**DATA ENTRIES:**
══════
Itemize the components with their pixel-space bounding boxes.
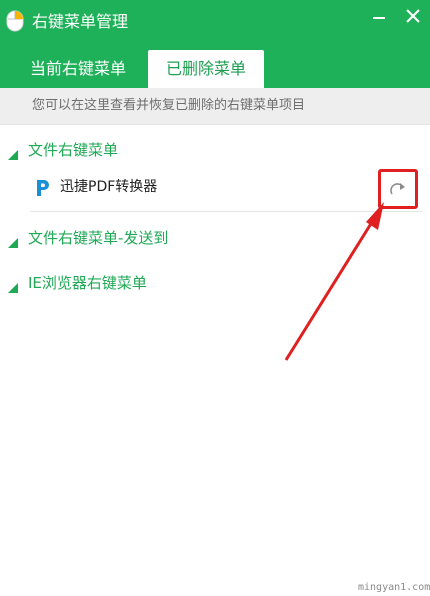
close-icon[interactable] bbox=[402, 6, 424, 28]
title-bar: 右键菜单管理 当前右键菜单 已删除菜单 bbox=[0, 0, 430, 88]
restore-icon bbox=[390, 183, 405, 195]
mouse-icon bbox=[6, 10, 24, 32]
pdf-converter-icon bbox=[34, 178, 50, 198]
window-title: 右键菜单管理 bbox=[32, 12, 129, 31]
section-label: 文件右键菜单-发送到 bbox=[28, 229, 169, 247]
expanded-triangle-icon bbox=[8, 233, 18, 248]
hint-bar: 您可以在这里查看并恢复已删除的右键菜单项目 bbox=[0, 88, 430, 125]
section-label: IE浏览器右键菜单 bbox=[28, 274, 147, 292]
watermark: mingyan1.com bbox=[358, 582, 430, 593]
minimize-icon[interactable] bbox=[368, 6, 390, 28]
section-label: 文件右键菜单 bbox=[28, 141, 119, 159]
tab-current-menu[interactable]: 当前右键菜单 bbox=[20, 50, 136, 88]
section-ie-browser-menu[interactable]: IE浏览器右键菜单 bbox=[8, 272, 208, 294]
section-file-context-menu[interactable]: 文件右键菜单 bbox=[8, 139, 208, 161]
tab-deleted-menu[interactable]: 已删除菜单 bbox=[148, 50, 264, 88]
section-file-send-to-menu[interactable]: 文件右键菜单-发送到 bbox=[8, 227, 248, 249]
expanded-triangle-icon bbox=[8, 145, 18, 160]
hint-text: 您可以在这里查看并恢复已删除的右键菜单项目 bbox=[32, 98, 306, 113]
restore-button[interactable] bbox=[378, 169, 418, 209]
expanded-triangle-icon bbox=[8, 278, 18, 293]
item-label: 迅捷PDF转换器 bbox=[60, 179, 158, 195]
list-item: 迅捷PDF转换器 bbox=[30, 163, 422, 212]
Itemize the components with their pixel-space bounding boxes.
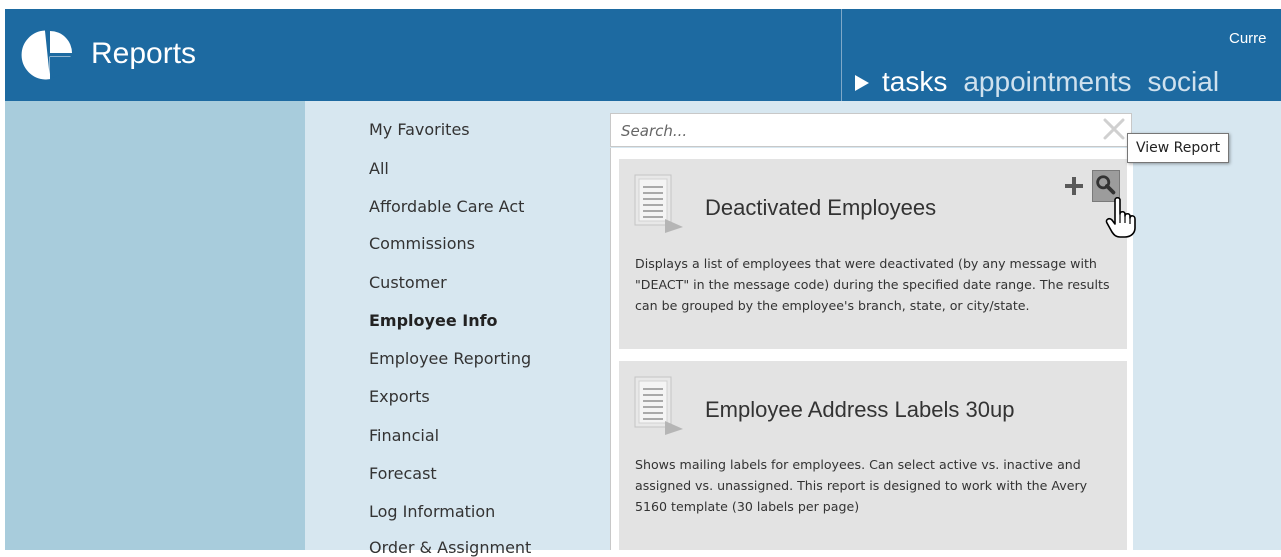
report-document-icon bbox=[634, 174, 683, 233]
category-employee-reporting[interactable]: Employee Reporting bbox=[369, 349, 531, 368]
category-panel: My Favorites All Affordable Care Act Com… bbox=[305, 101, 610, 557]
category-order-assignment[interactable]: Order & Assignment bbox=[369, 538, 531, 557]
report-list-area: Deactivated Employees Displays a list of… bbox=[610, 101, 1281, 550]
category-commissions[interactable]: Commissions bbox=[369, 234, 475, 253]
app-title: Reports bbox=[91, 37, 197, 70]
current-user-label[interactable]: Curre bbox=[1229, 30, 1267, 47]
category-affordable-care-act[interactable]: Affordable Care Act bbox=[369, 197, 524, 216]
category-financial[interactable]: Financial bbox=[369, 426, 439, 445]
category-my-favorites[interactable]: My Favorites bbox=[369, 120, 470, 139]
nav-appointments[interactable]: appointments bbox=[963, 66, 1131, 98]
header-divider bbox=[841, 9, 842, 101]
app-header: Reports Curre tasks appointments social bbox=[5, 9, 1281, 101]
report-title[interactable]: Employee Address Labels 30up bbox=[705, 397, 1014, 423]
report-results: Deactivated Employees Displays a list of… bbox=[610, 148, 1133, 550]
category-exports[interactable]: Exports bbox=[369, 387, 430, 406]
category-customer[interactable]: Customer bbox=[369, 273, 447, 292]
nav-tasks[interactable]: tasks bbox=[882, 66, 947, 98]
report-title[interactable]: Deactivated Employees bbox=[705, 195, 936, 221]
company-logo-icon[interactable] bbox=[20, 27, 76, 83]
main-nav: tasks appointments social bbox=[855, 65, 1235, 99]
category-log-information[interactable]: Log Information bbox=[369, 502, 495, 521]
left-panel bbox=[5, 101, 305, 550]
play-triangle-icon bbox=[855, 75, 869, 91]
close-icon[interactable] bbox=[1101, 116, 1127, 142]
search-box bbox=[610, 113, 1132, 148]
add-favorite-icon[interactable] bbox=[1063, 175, 1085, 197]
category-all[interactable]: All bbox=[369, 159, 389, 178]
report-description: Displays a list of employees that were d… bbox=[635, 256, 1110, 313]
report-description: Shows mailing labels for employees. Can … bbox=[635, 457, 1088, 514]
category-employee-info[interactable]: Employee Info bbox=[369, 311, 498, 330]
search-input[interactable] bbox=[619, 114, 1093, 148]
report-document-icon bbox=[634, 376, 683, 435]
nav-social[interactable]: social bbox=[1147, 66, 1219, 98]
category-forecast[interactable]: Forecast bbox=[369, 464, 437, 483]
report-card[interactable]: Deactivated Employees Displays a list of… bbox=[619, 159, 1127, 349]
hand-pointer-cursor-icon bbox=[1105, 196, 1136, 238]
report-card[interactable]: Employee Address Labels 30up Shows maili… bbox=[619, 361, 1127, 550]
tooltip: View Report bbox=[1127, 133, 1230, 163]
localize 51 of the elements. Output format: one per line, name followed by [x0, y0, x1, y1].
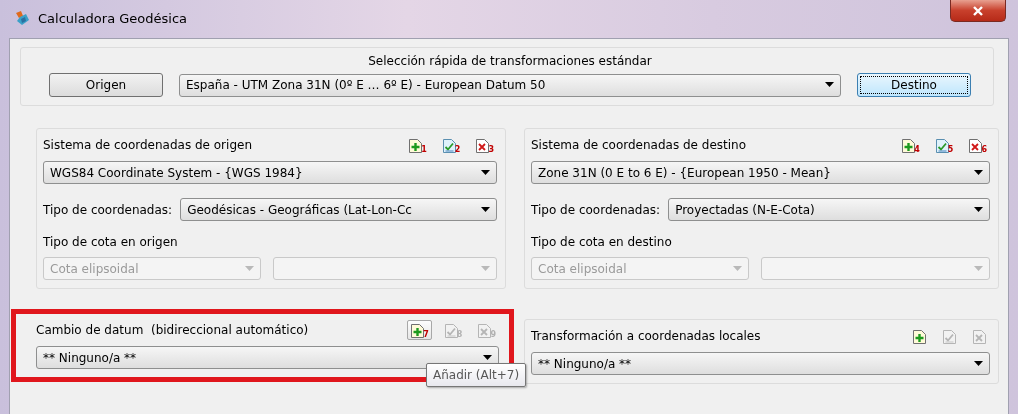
dropdown-arrow-icon	[483, 354, 492, 361]
checked-document-icon	[942, 329, 957, 345]
checked-document-icon	[443, 323, 459, 339]
dropdown-arrow-icon	[733, 265, 742, 272]
group-title: Cambio de datum (bidireccional automático)	[36, 323, 309, 337]
tooltip: Añadir (Alt+7)	[426, 363, 527, 387]
delete-document-icon	[477, 323, 493, 339]
dropdown-arrow-icon	[481, 265, 490, 272]
edit-button[interactable]: 2	[438, 135, 464, 155]
delete-button[interactable]: 3	[472, 135, 497, 155]
field-label: Tipo de coordenadas:	[531, 202, 661, 217]
dropdown[interactable]: Zone 31N (0 E to 6 E) - {European 1950 - Mean}	[531, 161, 990, 184]
close-button[interactable]	[950, 0, 1006, 22]
delete-document-icon	[475, 138, 491, 154]
app-logo-icon	[14, 10, 30, 26]
dropdown[interactable]: ** Ninguno/a **	[36, 346, 499, 369]
group-title: Sistema de coordenadas de destino	[531, 138, 746, 152]
add-button[interactable]: 7	[407, 320, 432, 340]
add-button[interactable]: 4	[898, 135, 923, 155]
delete-button[interactable]: 6	[965, 135, 990, 155]
add-button[interactable]: 1	[405, 135, 430, 155]
section-title: Tipo de cota en destino	[531, 235, 673, 249]
field-label: Tipo de coordenadas:	[43, 202, 173, 217]
dropdown[interactable]: Geodésicas - Geográficas (Lat-Lon-Cc	[180, 198, 497, 221]
edit-button[interactable]: 5	[931, 135, 957, 155]
dropdown[interactable]: Proyectadas (N-E-Cota)	[668, 198, 990, 221]
dropdown[interactable]: WGS84 Coordinate System - {WGS 1984}	[43, 161, 497, 184]
group-title: Transformación a coordenadas locales	[531, 329, 761, 343]
delete-document-icon	[968, 138, 984, 154]
add-document-icon	[408, 138, 424, 154]
dropdown-arrow-icon	[481, 169, 490, 176]
checked-document-icon	[441, 138, 457, 154]
delete-document-icon	[972, 329, 987, 345]
dropdown-arrow-icon	[974, 169, 983, 176]
dropdown-arrow-icon	[974, 206, 983, 213]
dropdown[interactable]: España - UTM Zona 31N (0º E … 6º E) - European Datum 50	[179, 73, 841, 97]
dropdown-arrow-icon	[974, 265, 983, 272]
dropdown-arrow-icon	[974, 360, 983, 367]
checked-document-icon	[934, 138, 950, 154]
dropdown-arrow-icon	[481, 206, 490, 213]
dropdown-arrow-icon	[825, 82, 834, 88]
origin-button[interactable]: Origen	[49, 73, 163, 97]
dropdown[interactable]: ** Ninguno/a **	[531, 352, 990, 375]
section-title: Tipo de cota en origen	[43, 235, 179, 249]
add-document-icon	[912, 329, 927, 345]
group-title: Selección rápida de transformaciones estándar	[367, 54, 653, 68]
close-icon	[973, 5, 983, 16]
window-title: Calculadora Geodésica	[38, 10, 188, 26]
destination-button[interactable]: Destino	[857, 73, 971, 97]
group-title: Sistema de coordenadas de origen	[43, 138, 252, 152]
dropdown-arrow-icon	[245, 265, 254, 272]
══════
**THE PROBLEM:** Lay out the lines of the data as a JSON list of strings, one string per line, starting at the line that contains "354, 492, 361]" and ending at the line that contains "352, 990, 375]".

**TASK RESULT:**
[
  "dropdown-arrow-icon\t[483, 354, 492, 361]",
  "checked-document-icon\t[942, 329, 957, 345]",
  "checked-document-icon\t[443, 323, 459, 339]",
  "dropdown-arrow-icon\t[733, 265, 742, 272]",
  "group-title: Cambio de datum (bidireccional automático)\t[36, 323, 309, 337]",
  "tooltip: Añadir (Alt+7)\t[426, 363, 527, 387]",
  "delete-document-icon\t[477, 323, 493, 339]",
  "dropdown-arrow-icon\t[481, 265, 490, 272]",
  "edit-button[interactable]: 2\t[438, 135, 464, 155]",
  "delete-button[interactable]: 3\t[472, 135, 497, 155]",
  "field-label: Tipo de coordenadas:\t[531, 202, 661, 217]",
  "dropdown[interactable]: Zone 31N (0 E to 6 E) - {European 1950 - Mean}\t[531, 161, 990, 184]",
  "close-button[interactable]\t[950, 0, 1006, 22]",
  "delete-document-icon\t[475, 138, 491, 154]",
  "app-logo-icon\t[14, 10, 30, 26]",
  "dropdown[interactable]: ** Ninguno/a **\t[36, 346, 499, 369]",
  "group-title: Sistema de coordenadas de destino\t[531, 138, 746, 152]",
  "add-button[interactable]: 7\t[407, 320, 432, 340]",
  "add-button[interactable]: 4\t[898, 135, 923, 155]",
  "delete-button[interactable]: 6\t[965, 135, 990, 155]",
  "add-button[interactable]: 1\t[405, 135, 430, 155]",
  "section-title: Tipo de cota en destino\t[531, 235, 673, 249]",
  "field-label: Tipo de coordenadas:\t[43, 202, 173, 217]",
  "dropdown[interactable]: Geodésicas - Geográficas (Lat-Lon-Cc\t[180, 198, 497, 221]",
  "edit-button[interactable]: 5\t[931, 135, 957, 155]",
  "dropdown[interactable]: Proyectadas (N-E-Cota)\t[668, 198, 990, 221]",
  "dropdown[interactable]: WGS84 Coordinate System - {WGS 1984}\t[43, 161, 497, 184]",
  "group-title: Transformación a coordenadas locales\t[531, 329, 761, 343]",
  "delete-document-icon\t[968, 138, 984, 154]",
  "add-document-icon\t[408, 138, 424, 154]",
  "dropdown-arrow-icon\t[481, 169, 490, 176]",
  "checked-document-icon\t[441, 138, 457, 154]",
  "delete-document-icon\t[972, 329, 987, 345]",
  "dropdown-arrow-icon\t[974, 169, 983, 176]",
  "dropdown-arrow-icon\t[974, 206, 983, 213]",
  "dropdown[interactable]: España - UTM Zona 31N (0º E … 6º E) - European Datum 50\t[179, 73, 841, 97]",
  "dropdown-arrow-icon\t[974, 265, 983, 272]",
  "dropdown-arrow-icon\t[974, 360, 983, 367]",
  "checked-document-icon\t[934, 138, 950, 154]",
  "dropdown-arrow-icon\t[481, 206, 490, 213]",
  "dropdown-arrow-icon\t[825, 82, 834, 88]",
  "origin-button[interactable]: Origen\t[49, 73, 163, 97]",
  "dropdown[interactable]: ** Ninguno/a **\t[531, 352, 990, 375]"
]